### Input material ###
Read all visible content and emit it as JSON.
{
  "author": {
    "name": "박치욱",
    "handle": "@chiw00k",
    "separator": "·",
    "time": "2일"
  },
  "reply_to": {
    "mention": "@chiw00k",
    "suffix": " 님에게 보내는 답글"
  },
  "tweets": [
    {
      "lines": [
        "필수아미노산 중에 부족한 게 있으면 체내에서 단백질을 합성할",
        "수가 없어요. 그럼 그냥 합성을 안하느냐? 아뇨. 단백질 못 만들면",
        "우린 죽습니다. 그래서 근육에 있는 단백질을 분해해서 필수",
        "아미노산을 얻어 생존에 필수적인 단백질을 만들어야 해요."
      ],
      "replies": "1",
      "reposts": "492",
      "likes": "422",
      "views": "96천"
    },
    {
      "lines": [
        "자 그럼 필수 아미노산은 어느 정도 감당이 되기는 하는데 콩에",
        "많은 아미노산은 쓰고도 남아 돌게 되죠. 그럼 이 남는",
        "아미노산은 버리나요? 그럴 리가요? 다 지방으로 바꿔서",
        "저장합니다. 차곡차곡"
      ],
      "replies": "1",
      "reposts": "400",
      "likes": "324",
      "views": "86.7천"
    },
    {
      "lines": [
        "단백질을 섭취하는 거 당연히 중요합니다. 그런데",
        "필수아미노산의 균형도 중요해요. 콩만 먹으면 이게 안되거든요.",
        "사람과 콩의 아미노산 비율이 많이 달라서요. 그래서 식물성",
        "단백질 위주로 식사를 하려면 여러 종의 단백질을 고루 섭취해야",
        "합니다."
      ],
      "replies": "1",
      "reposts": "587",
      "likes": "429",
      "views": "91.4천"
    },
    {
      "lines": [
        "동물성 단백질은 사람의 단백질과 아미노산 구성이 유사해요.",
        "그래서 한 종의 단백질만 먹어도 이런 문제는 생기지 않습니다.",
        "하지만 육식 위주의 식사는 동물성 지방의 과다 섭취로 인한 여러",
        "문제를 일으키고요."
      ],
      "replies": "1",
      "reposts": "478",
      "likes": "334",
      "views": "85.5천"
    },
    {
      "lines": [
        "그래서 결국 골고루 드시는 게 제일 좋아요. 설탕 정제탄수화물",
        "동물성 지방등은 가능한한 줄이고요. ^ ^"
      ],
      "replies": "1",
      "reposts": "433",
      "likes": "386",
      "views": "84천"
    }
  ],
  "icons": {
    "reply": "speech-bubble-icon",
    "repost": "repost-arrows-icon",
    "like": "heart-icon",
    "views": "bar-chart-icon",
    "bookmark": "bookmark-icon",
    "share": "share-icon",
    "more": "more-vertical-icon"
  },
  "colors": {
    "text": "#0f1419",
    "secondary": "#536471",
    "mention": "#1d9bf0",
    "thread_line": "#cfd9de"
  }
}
###
Written task – Transcribe the material above word for word.

Completed task –
Read all visible content and emit it as JSON.
{
  "author": {
    "name": "박치욱",
    "handle": "@chiw00k",
    "separator": "·",
    "time": "2일"
  },
  "reply_to": {
    "mention": "@chiw00k",
    "suffix": " 님에게 보내는 답글"
  },
  "tweets": [
    {
      "lines": [
        "필수아미노산 중에 부족한 게 있으면 체내에서 단백질을 합성할",
        "수가 없어요. 그럼 그냥 합성을 안하느냐? 아뇨. 단백질 못 만들면",
        "우린 죽습니다. 그래서 근육에 있는 단백질을 분해해서 필수",
        "아미노산을 얻어 생존에 필수적인 단백질을 만들어야 해요."
      ],
      "replies": "1",
      "reposts": "492",
      "likes": "422",
      "views": "96천"
    },
    {
      "lines": [
        "자 그럼 필수 아미노산은 어느 정도 감당이 되기는 하는데 콩에",
        "많은 아미노산은 쓰고도 남아 돌게 되죠. 그럼 이 남는",
        "아미노산은 버리나요? 그럴 리가요? 다 지방으로 바꿔서",
        "저장합니다. 차곡차곡"
      ],
      "replies": "1",
      "reposts": "400",
      "likes": "324",
      "views": "86.7천"
    },
    {
      "lines": [
        "단백질을 섭취하는 거 당연히 중요합니다. 그런데",
        "필수아미노산의 균형도 중요해요. 콩만 먹으면 이게 안되거든요.",
        "사람과 콩의 아미노산 비율이 많이 달라서요. 그래서 식물성",
        "단백질 위주로 식사를 하려면 여러 종의 단백질을 고루 섭취해야",
        "합니다."
      ],
      "replies": "1",
      "reposts": "587",
      "likes": "429",
      "views": "91.4천"
    },
    {
      "lines": [
        "동물성 단백질은 사람의 단백질과 아미노산 구성이 유사해요.",
        "그래서 한 종의 단백질만 먹어도 이런 문제는 생기지 않습니다.",
        "하지만 육식 위주의 식사는 동물성 지방의 과다 섭취로 인한 여러",
        "문제를 일으키고요."
      ],
      "replies": "1",
      "reposts": "478",
      "likes": "334",
      "views": "85.5천"
    },
    {
      "lines": [
        "그래서 결국 골고루 드시는 게 제일 좋아요. 설탕 정제탄수화물",
        "동물성 지방등은 가능한한 줄이고요. ^ ^"
      ],
      "replies": "1",
      "reposts": "433",
      "likes": "386",
      "views": "84천"
    }
  ],
  "icons": {
    "reply": "speech-bubble-icon",
    "repost": "repost-arrows-icon",
    "like": "heart-icon",
    "views": "bar-chart-icon",
    "bookmark": "bookmark-icon",
    "share": "share-icon",
    "more": "more-vertical-icon"
  },
  "colors": {
    "text": "#0f1419",
    "secondary": "#536471",
    "mention": "#1d9bf0",
    "thread_line": "#cfd9de"
  }
}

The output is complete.